**WHAT TO WORK ON**
Pull every line that holds the word "FFFFFF" from the entries.

# START OF MATERIAL TO PROCESS

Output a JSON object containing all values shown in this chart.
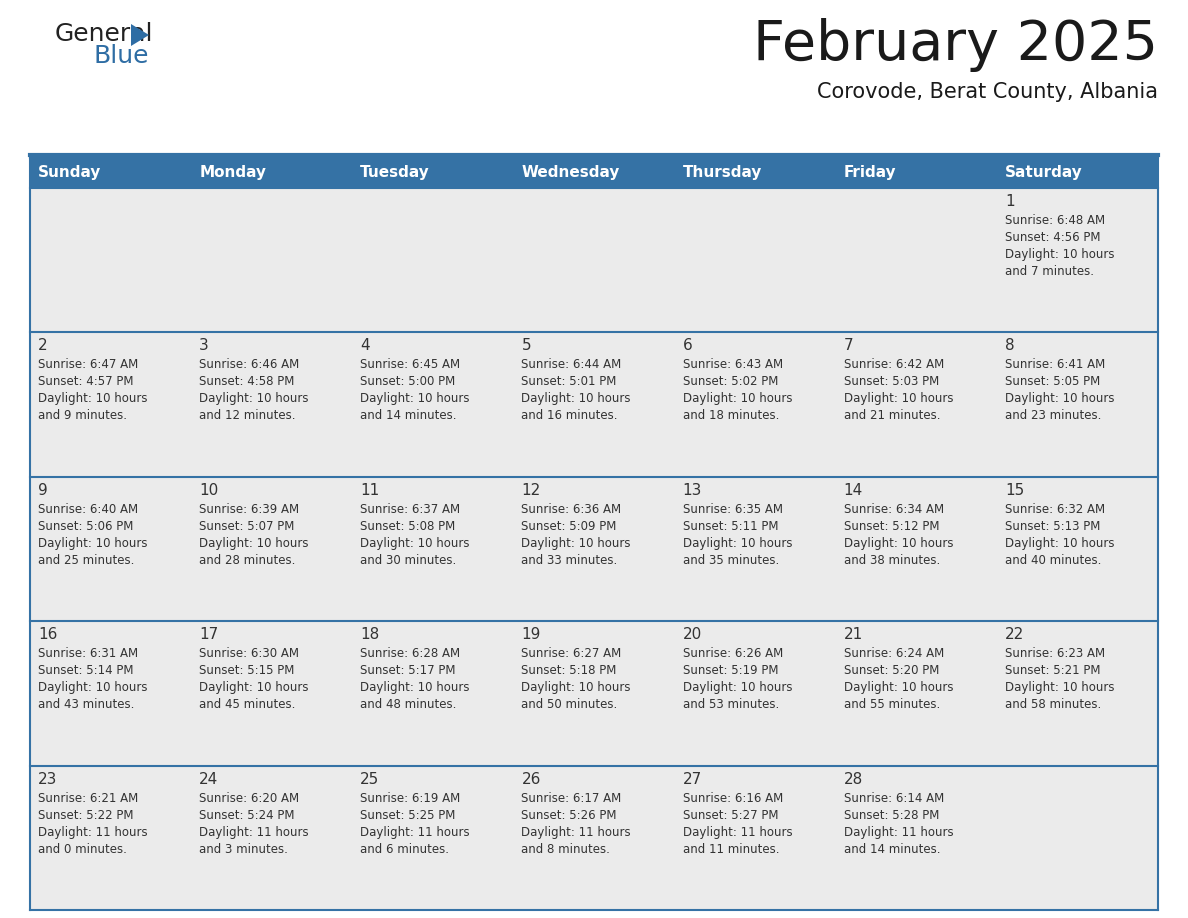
{
  "title": "February 2025",
  "subtitle": "Corovode, Berat County, Albania",
  "header_bg": "#3572A5",
  "header_text_color": "#FFFFFF",
  "cell_bg_light": "#EBEBEB",
  "cell_bg_white": "#FFFFFF",
  "border_color": "#3572A5",
  "day_headers": [
    "Sunday",
    "Monday",
    "Tuesday",
    "Wednesday",
    "Thursday",
    "Friday",
    "Saturday"
  ],
  "days": [
    {
      "day": 1,
      "col": 6,
      "row": 0,
      "sunrise": "6:48 AM",
      "sunset": "4:56 PM",
      "daylight_line1": "Daylight: 10 hours",
      "daylight_line2": "and 7 minutes."
    },
    {
      "day": 2,
      "col": 0,
      "row": 1,
      "sunrise": "6:47 AM",
      "sunset": "4:57 PM",
      "daylight_line1": "Daylight: 10 hours",
      "daylight_line2": "and 9 minutes."
    },
    {
      "day": 3,
      "col": 1,
      "row": 1,
      "sunrise": "6:46 AM",
      "sunset": "4:58 PM",
      "daylight_line1": "Daylight: 10 hours",
      "daylight_line2": "and 12 minutes."
    },
    {
      "day": 4,
      "col": 2,
      "row": 1,
      "sunrise": "6:45 AM",
      "sunset": "5:00 PM",
      "daylight_line1": "Daylight: 10 hours",
      "daylight_line2": "and 14 minutes."
    },
    {
      "day": 5,
      "col": 3,
      "row": 1,
      "sunrise": "6:44 AM",
      "sunset": "5:01 PM",
      "daylight_line1": "Daylight: 10 hours",
      "daylight_line2": "and 16 minutes."
    },
    {
      "day": 6,
      "col": 4,
      "row": 1,
      "sunrise": "6:43 AM",
      "sunset": "5:02 PM",
      "daylight_line1": "Daylight: 10 hours",
      "daylight_line2": "and 18 minutes."
    },
    {
      "day": 7,
      "col": 5,
      "row": 1,
      "sunrise": "6:42 AM",
      "sunset": "5:03 PM",
      "daylight_line1": "Daylight: 10 hours",
      "daylight_line2": "and 21 minutes."
    },
    {
      "day": 8,
      "col": 6,
      "row": 1,
      "sunrise": "6:41 AM",
      "sunset": "5:05 PM",
      "daylight_line1": "Daylight: 10 hours",
      "daylight_line2": "and 23 minutes."
    },
    {
      "day": 9,
      "col": 0,
      "row": 2,
      "sunrise": "6:40 AM",
      "sunset": "5:06 PM",
      "daylight_line1": "Daylight: 10 hours",
      "daylight_line2": "and 25 minutes."
    },
    {
      "day": 10,
      "col": 1,
      "row": 2,
      "sunrise": "6:39 AM",
      "sunset": "5:07 PM",
      "daylight_line1": "Daylight: 10 hours",
      "daylight_line2": "and 28 minutes."
    },
    {
      "day": 11,
      "col": 2,
      "row": 2,
      "sunrise": "6:37 AM",
      "sunset": "5:08 PM",
      "daylight_line1": "Daylight: 10 hours",
      "daylight_line2": "and 30 minutes."
    },
    {
      "day": 12,
      "col": 3,
      "row": 2,
      "sunrise": "6:36 AM",
      "sunset": "5:09 PM",
      "daylight_line1": "Daylight: 10 hours",
      "daylight_line2": "and 33 minutes."
    },
    {
      "day": 13,
      "col": 4,
      "row": 2,
      "sunrise": "6:35 AM",
      "sunset": "5:11 PM",
      "daylight_line1": "Daylight: 10 hours",
      "daylight_line2": "and 35 minutes."
    },
    {
      "day": 14,
      "col": 5,
      "row": 2,
      "sunrise": "6:34 AM",
      "sunset": "5:12 PM",
      "daylight_line1": "Daylight: 10 hours",
      "daylight_line2": "and 38 minutes."
    },
    {
      "day": 15,
      "col": 6,
      "row": 2,
      "sunrise": "6:32 AM",
      "sunset": "5:13 PM",
      "daylight_line1": "Daylight: 10 hours",
      "daylight_line2": "and 40 minutes."
    },
    {
      "day": 16,
      "col": 0,
      "row": 3,
      "sunrise": "6:31 AM",
      "sunset": "5:14 PM",
      "daylight_line1": "Daylight: 10 hours",
      "daylight_line2": "and 43 minutes."
    },
    {
      "day": 17,
      "col": 1,
      "row": 3,
      "sunrise": "6:30 AM",
      "sunset": "5:15 PM",
      "daylight_line1": "Daylight: 10 hours",
      "daylight_line2": "and 45 minutes."
    },
    {
      "day": 18,
      "col": 2,
      "row": 3,
      "sunrise": "6:28 AM",
      "sunset": "5:17 PM",
      "daylight_line1": "Daylight: 10 hours",
      "daylight_line2": "and 48 minutes."
    },
    {
      "day": 19,
      "col": 3,
      "row": 3,
      "sunrise": "6:27 AM",
      "sunset": "5:18 PM",
      "daylight_line1": "Daylight: 10 hours",
      "daylight_line2": "and 50 minutes."
    },
    {
      "day": 20,
      "col": 4,
      "row": 3,
      "sunrise": "6:26 AM",
      "sunset": "5:19 PM",
      "daylight_line1": "Daylight: 10 hours",
      "daylight_line2": "and 53 minutes."
    },
    {
      "day": 21,
      "col": 5,
      "row": 3,
      "sunrise": "6:24 AM",
      "sunset": "5:20 PM",
      "daylight_line1": "Daylight: 10 hours",
      "daylight_line2": "and 55 minutes."
    },
    {
      "day": 22,
      "col": 6,
      "row": 3,
      "sunrise": "6:23 AM",
      "sunset": "5:21 PM",
      "daylight_line1": "Daylight: 10 hours",
      "daylight_line2": "and 58 minutes."
    },
    {
      "day": 23,
      "col": 0,
      "row": 4,
      "sunrise": "6:21 AM",
      "sunset": "5:22 PM",
      "daylight_line1": "Daylight: 11 hours",
      "daylight_line2": "and 0 minutes."
    },
    {
      "day": 24,
      "col": 1,
      "row": 4,
      "sunrise": "6:20 AM",
      "sunset": "5:24 PM",
      "daylight_line1": "Daylight: 11 hours",
      "daylight_line2": "and 3 minutes."
    },
    {
      "day": 25,
      "col": 2,
      "row": 4,
      "sunrise": "6:19 AM",
      "sunset": "5:25 PM",
      "daylight_line1": "Daylight: 11 hours",
      "daylight_line2": "and 6 minutes."
    },
    {
      "day": 26,
      "col": 3,
      "row": 4,
      "sunrise": "6:17 AM",
      "sunset": "5:26 PM",
      "daylight_line1": "Daylight: 11 hours",
      "daylight_line2": "and 8 minutes."
    },
    {
      "day": 27,
      "col": 4,
      "row": 4,
      "sunrise": "6:16 AM",
      "sunset": "5:27 PM",
      "daylight_line1": "Daylight: 11 hours",
      "daylight_line2": "and 11 minutes."
    },
    {
      "day": 28,
      "col": 5,
      "row": 4,
      "sunrise": "6:14 AM",
      "sunset": "5:28 PM",
      "daylight_line1": "Daylight: 11 hours",
      "daylight_line2": "and 14 minutes."
    }
  ],
  "num_rows": 5,
  "num_cols": 7
}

# END OF MATERIAL TO PROCESS

**CORRECT ANSWER**
  "header_text_color": "#FFFFFF",
  "cell_bg_white": "#FFFFFF",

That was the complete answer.